→ What the task requires: Reproduce every line in the listing that contains the word "INITIALS".

→ Extracted records:
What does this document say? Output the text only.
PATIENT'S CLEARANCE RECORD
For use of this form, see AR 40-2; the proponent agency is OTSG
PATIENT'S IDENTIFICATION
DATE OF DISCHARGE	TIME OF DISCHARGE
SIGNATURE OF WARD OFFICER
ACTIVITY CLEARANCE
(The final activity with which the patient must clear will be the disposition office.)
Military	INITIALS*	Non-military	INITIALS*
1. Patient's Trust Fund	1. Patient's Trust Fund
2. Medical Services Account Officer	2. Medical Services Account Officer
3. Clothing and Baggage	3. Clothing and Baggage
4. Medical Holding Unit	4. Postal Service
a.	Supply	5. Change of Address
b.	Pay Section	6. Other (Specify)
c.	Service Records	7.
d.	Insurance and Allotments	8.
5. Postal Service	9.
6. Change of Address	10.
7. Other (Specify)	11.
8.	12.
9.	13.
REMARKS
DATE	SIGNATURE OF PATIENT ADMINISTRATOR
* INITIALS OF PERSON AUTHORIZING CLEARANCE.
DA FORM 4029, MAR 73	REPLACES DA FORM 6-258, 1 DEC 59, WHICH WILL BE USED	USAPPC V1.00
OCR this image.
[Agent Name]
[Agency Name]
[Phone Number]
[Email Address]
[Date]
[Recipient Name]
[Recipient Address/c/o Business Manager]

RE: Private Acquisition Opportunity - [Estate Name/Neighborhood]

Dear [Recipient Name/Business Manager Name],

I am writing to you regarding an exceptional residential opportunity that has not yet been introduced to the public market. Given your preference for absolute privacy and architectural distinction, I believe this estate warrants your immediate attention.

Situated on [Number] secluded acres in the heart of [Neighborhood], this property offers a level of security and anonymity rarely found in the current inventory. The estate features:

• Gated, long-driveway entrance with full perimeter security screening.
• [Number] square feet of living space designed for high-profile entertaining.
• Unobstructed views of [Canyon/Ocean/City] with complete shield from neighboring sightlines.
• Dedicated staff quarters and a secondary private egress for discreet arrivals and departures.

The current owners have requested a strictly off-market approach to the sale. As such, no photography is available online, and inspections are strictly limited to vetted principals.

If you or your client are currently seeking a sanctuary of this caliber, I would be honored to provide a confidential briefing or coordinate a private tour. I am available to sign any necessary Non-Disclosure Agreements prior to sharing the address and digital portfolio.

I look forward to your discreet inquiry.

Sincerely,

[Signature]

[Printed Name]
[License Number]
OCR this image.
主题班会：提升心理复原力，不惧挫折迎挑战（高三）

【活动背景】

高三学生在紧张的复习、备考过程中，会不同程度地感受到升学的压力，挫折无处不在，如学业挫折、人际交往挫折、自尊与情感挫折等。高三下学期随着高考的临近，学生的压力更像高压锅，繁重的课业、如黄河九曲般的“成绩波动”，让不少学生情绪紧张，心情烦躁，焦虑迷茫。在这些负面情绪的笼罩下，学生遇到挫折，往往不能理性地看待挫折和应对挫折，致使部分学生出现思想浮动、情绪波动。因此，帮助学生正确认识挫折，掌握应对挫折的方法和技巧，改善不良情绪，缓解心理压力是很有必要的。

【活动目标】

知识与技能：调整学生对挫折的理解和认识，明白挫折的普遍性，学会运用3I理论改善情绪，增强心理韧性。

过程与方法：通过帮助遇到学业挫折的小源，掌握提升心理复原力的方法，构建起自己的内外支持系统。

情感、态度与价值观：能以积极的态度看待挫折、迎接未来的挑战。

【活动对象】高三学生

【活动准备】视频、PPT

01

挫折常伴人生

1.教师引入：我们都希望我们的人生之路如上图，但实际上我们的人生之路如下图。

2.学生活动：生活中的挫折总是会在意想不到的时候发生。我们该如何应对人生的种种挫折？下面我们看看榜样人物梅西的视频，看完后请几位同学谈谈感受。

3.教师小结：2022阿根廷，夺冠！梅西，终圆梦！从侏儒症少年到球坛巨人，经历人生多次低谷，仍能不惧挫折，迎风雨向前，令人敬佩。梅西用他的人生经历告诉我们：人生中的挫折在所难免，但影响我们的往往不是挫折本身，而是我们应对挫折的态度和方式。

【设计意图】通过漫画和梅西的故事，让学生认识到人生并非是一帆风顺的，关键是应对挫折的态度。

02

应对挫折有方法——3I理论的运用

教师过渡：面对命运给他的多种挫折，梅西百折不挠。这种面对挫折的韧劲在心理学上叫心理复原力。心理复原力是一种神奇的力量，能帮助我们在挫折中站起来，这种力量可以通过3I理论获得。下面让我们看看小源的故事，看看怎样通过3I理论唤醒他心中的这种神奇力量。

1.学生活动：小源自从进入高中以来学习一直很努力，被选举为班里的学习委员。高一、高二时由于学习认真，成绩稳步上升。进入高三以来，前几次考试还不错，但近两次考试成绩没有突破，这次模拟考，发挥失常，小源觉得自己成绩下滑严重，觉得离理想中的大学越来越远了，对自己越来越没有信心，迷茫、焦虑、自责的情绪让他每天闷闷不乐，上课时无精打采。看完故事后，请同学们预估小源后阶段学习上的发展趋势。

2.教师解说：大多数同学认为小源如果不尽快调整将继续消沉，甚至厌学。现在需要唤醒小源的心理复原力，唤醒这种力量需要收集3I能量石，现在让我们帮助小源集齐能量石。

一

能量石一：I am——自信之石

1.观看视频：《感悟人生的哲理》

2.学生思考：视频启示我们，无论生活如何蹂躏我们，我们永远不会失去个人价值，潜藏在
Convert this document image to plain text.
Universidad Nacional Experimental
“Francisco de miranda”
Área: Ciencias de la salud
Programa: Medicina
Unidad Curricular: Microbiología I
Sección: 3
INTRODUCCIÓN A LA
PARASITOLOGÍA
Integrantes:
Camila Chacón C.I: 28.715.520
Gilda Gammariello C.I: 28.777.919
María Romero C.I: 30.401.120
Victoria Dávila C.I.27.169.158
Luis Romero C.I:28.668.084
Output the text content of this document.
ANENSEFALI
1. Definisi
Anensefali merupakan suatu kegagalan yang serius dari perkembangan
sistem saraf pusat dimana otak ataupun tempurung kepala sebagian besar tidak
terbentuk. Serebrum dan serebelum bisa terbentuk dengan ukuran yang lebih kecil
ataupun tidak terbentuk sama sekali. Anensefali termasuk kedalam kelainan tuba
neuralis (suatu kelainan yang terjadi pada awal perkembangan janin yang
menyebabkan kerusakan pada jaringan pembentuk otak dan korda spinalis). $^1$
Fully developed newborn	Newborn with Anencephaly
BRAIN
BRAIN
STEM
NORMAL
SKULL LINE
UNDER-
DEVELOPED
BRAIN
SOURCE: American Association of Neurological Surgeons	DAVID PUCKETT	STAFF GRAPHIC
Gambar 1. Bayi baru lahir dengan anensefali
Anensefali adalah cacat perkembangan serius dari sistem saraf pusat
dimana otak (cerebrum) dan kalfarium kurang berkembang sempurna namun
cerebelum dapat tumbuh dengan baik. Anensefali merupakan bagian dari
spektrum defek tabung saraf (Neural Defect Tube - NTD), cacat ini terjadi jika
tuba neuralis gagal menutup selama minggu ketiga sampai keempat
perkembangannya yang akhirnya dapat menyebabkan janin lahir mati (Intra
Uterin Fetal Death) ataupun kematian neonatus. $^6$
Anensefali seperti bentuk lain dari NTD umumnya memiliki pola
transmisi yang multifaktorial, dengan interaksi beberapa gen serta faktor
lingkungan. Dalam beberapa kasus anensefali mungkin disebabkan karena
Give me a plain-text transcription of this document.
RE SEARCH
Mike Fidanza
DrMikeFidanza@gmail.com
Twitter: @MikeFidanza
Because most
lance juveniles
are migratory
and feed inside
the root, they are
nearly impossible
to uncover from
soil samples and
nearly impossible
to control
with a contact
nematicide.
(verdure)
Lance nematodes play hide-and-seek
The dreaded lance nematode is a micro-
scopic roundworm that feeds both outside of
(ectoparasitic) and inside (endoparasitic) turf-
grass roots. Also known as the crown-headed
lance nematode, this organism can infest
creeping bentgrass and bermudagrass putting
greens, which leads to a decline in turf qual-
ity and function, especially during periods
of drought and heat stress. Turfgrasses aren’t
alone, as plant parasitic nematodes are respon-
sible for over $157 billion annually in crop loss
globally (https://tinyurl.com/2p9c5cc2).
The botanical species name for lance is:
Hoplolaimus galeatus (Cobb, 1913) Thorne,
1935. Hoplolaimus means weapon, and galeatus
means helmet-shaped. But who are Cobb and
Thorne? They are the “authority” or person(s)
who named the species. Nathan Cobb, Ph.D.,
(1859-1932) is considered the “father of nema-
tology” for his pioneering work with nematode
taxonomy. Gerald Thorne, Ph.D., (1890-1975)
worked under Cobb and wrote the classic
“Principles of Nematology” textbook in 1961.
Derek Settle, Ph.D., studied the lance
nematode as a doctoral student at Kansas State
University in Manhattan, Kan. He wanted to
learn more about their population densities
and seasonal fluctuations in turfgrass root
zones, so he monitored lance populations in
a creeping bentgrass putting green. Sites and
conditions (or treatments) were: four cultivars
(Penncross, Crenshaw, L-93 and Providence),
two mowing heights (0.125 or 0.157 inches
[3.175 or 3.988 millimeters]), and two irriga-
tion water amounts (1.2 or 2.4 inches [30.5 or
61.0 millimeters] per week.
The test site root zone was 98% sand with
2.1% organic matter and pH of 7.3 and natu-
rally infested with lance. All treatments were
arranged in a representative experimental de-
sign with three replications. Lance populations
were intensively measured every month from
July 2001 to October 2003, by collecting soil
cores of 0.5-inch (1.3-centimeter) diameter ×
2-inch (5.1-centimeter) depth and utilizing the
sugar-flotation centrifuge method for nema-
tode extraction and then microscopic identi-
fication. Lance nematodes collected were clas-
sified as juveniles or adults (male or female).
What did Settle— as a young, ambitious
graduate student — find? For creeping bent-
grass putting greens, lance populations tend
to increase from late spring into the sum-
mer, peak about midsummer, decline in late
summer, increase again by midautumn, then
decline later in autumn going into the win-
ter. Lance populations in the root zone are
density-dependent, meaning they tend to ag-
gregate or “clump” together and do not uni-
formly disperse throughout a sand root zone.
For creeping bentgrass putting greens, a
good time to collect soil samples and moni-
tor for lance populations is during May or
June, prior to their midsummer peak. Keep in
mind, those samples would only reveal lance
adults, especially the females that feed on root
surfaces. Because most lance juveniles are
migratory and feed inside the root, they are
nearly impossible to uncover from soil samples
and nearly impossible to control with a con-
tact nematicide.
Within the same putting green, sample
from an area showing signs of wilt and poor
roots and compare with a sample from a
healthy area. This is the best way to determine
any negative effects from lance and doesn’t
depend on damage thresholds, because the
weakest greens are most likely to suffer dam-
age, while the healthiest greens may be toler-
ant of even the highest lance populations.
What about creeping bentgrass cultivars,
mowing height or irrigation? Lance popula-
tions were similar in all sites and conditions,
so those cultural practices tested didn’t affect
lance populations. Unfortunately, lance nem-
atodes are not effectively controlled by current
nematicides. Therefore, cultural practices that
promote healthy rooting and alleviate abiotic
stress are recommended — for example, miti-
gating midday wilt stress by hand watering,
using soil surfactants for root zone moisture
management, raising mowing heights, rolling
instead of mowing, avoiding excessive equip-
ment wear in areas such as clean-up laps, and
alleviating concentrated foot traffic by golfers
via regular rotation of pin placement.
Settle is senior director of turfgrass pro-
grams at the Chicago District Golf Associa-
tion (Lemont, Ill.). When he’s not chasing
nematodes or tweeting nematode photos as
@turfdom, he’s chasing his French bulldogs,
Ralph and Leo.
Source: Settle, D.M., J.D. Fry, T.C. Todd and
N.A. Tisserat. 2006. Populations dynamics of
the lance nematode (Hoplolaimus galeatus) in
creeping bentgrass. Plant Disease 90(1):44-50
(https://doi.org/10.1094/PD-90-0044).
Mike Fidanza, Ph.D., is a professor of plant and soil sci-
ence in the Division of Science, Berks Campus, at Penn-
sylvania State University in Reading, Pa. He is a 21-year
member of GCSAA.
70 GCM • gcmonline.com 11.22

→ Result for this exercise:
Military	INITIALS*	Non-military	INITIALS*
* INITIALS OF PERSON AUTHORIZING CLEARANCE.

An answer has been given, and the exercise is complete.